== About this exercise ==
Examine every line of the listing below. Count those containing "MNCs" and state only the result.

####################

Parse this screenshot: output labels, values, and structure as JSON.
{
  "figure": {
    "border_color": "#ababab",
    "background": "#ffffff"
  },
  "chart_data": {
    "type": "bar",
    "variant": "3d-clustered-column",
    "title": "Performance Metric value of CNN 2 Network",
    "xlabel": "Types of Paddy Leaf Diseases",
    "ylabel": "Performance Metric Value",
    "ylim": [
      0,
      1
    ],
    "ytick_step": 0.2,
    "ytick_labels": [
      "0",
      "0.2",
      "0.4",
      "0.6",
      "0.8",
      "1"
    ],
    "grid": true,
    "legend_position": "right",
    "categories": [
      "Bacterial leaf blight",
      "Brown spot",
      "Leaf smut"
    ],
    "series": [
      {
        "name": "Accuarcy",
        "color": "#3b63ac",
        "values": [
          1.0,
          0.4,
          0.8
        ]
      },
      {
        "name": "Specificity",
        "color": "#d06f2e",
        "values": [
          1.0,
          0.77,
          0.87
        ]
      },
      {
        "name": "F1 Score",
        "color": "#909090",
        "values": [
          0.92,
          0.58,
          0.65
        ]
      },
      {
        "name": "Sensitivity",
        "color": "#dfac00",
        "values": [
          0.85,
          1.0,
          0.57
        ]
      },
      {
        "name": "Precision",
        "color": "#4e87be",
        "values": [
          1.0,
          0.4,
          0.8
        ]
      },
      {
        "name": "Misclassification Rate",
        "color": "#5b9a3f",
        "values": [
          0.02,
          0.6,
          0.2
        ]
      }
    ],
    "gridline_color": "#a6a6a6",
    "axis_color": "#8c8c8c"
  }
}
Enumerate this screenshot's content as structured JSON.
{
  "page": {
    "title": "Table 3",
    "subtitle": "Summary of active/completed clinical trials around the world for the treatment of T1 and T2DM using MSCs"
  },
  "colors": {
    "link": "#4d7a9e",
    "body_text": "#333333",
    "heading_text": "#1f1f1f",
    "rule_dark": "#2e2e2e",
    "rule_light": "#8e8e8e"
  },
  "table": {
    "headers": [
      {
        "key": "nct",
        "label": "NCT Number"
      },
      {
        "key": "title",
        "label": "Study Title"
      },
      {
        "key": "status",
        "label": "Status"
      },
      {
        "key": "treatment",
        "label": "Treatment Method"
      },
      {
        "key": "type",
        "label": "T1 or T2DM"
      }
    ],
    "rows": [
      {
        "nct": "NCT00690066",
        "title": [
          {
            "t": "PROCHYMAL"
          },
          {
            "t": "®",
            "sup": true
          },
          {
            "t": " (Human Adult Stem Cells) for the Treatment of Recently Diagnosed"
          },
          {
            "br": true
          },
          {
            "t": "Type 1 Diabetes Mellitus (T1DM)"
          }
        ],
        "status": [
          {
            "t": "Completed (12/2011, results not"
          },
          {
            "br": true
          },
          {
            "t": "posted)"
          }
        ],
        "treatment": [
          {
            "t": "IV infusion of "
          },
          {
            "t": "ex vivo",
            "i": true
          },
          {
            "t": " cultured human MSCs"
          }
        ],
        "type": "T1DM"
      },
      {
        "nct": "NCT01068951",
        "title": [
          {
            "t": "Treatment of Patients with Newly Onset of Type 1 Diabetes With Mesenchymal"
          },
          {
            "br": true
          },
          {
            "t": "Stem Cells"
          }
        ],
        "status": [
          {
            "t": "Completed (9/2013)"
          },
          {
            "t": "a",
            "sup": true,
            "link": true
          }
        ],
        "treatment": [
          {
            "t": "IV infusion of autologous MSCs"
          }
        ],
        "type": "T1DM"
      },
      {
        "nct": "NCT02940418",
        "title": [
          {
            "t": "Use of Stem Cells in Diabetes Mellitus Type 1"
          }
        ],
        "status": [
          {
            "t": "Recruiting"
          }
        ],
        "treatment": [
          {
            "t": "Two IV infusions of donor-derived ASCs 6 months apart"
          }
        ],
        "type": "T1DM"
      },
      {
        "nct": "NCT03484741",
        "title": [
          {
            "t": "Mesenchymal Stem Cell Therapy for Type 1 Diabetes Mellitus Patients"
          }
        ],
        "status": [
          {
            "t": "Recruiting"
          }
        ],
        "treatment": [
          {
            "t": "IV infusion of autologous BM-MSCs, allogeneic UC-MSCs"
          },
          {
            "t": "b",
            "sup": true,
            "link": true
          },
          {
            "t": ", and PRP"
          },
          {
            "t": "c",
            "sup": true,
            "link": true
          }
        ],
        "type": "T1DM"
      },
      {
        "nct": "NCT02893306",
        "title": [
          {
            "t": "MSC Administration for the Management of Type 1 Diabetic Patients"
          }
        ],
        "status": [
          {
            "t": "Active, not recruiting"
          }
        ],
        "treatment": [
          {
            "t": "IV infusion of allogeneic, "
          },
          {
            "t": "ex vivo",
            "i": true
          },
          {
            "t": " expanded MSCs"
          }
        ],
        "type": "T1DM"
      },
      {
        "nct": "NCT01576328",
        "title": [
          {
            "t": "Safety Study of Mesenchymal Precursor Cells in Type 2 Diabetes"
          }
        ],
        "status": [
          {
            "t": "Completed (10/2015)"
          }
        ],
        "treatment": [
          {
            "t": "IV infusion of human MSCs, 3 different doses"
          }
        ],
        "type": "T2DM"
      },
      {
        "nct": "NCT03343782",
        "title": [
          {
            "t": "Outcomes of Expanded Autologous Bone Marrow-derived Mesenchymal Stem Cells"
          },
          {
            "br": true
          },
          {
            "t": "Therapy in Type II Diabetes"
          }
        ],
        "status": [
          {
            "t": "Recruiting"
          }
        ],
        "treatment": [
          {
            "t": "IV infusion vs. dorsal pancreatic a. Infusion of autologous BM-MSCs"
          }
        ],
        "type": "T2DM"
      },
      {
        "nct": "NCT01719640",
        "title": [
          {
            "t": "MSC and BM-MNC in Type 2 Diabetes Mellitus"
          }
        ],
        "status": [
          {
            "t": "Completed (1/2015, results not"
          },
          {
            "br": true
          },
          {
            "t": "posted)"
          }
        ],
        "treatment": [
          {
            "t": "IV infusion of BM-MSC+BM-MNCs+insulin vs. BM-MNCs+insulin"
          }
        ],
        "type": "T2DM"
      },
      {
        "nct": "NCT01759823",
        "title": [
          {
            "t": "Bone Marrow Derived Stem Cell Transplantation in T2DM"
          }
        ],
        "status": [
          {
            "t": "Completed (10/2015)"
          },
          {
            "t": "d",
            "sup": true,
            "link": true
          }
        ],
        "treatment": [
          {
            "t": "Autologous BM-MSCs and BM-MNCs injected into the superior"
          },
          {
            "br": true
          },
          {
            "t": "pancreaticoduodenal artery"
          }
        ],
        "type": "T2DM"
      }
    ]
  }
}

####################

== Exercise result ==
2